= What you are asked to do =
Select each line where the word "depuis" appears.

= Stored data =
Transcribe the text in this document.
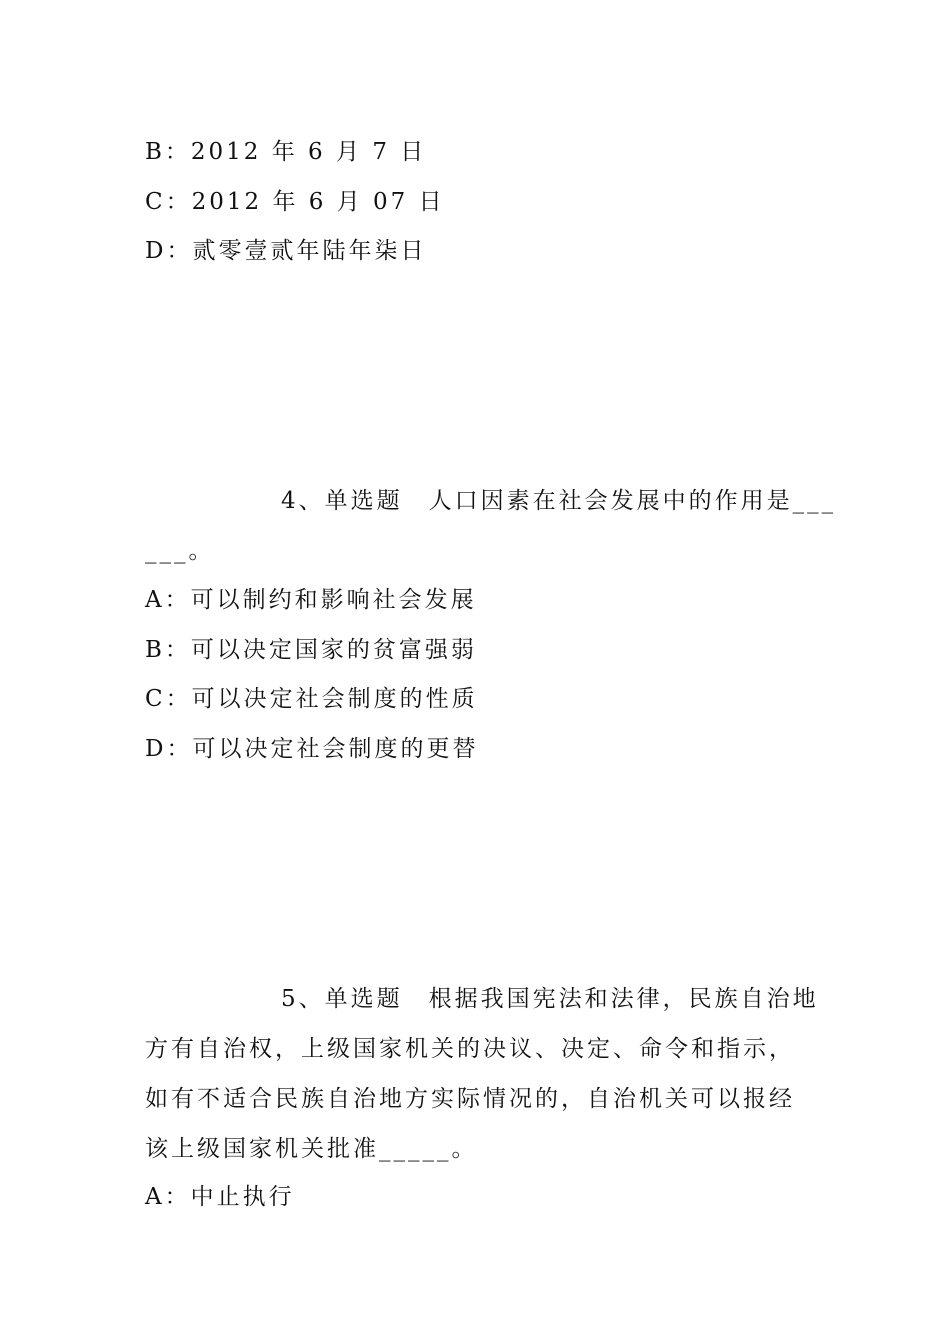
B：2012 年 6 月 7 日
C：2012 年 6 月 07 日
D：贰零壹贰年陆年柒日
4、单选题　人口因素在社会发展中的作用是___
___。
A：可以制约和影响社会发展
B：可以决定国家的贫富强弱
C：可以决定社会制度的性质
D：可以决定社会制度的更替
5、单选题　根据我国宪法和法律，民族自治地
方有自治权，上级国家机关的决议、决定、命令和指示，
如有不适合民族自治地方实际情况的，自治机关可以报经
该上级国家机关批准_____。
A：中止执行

...

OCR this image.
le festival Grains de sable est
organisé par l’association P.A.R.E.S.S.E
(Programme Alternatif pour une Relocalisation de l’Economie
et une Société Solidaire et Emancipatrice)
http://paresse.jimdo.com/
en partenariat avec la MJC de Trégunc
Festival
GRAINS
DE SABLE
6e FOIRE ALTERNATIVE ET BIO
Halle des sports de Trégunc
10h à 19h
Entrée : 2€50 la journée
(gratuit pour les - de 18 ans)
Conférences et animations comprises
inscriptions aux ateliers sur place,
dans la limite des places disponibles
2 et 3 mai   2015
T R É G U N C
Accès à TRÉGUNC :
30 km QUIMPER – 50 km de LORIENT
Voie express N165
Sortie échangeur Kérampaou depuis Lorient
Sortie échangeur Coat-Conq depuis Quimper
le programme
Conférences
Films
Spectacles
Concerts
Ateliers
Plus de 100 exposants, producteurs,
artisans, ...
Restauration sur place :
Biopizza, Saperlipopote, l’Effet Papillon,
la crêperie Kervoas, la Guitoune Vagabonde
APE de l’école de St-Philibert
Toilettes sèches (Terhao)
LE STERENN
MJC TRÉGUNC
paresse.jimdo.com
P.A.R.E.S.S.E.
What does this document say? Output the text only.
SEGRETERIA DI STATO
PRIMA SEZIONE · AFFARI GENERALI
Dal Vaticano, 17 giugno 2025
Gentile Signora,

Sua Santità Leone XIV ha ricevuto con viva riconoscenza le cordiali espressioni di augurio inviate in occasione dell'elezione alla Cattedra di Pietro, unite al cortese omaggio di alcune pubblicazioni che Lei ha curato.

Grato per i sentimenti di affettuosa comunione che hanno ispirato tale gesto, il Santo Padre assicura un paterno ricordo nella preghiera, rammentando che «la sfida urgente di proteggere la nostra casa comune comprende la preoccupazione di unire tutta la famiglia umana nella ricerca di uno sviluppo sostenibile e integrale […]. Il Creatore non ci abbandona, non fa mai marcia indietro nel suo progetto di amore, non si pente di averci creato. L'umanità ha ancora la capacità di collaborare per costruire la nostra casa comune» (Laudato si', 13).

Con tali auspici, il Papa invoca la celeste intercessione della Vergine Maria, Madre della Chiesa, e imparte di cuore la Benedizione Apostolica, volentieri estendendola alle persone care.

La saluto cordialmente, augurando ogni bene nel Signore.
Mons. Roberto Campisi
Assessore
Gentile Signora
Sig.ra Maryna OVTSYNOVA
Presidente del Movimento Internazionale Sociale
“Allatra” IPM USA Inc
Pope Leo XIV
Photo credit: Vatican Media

= The reply =
Sortie échangeur Kérampaou depuis Lorient
Sortie échangeur Coat-Conq depuis Quimper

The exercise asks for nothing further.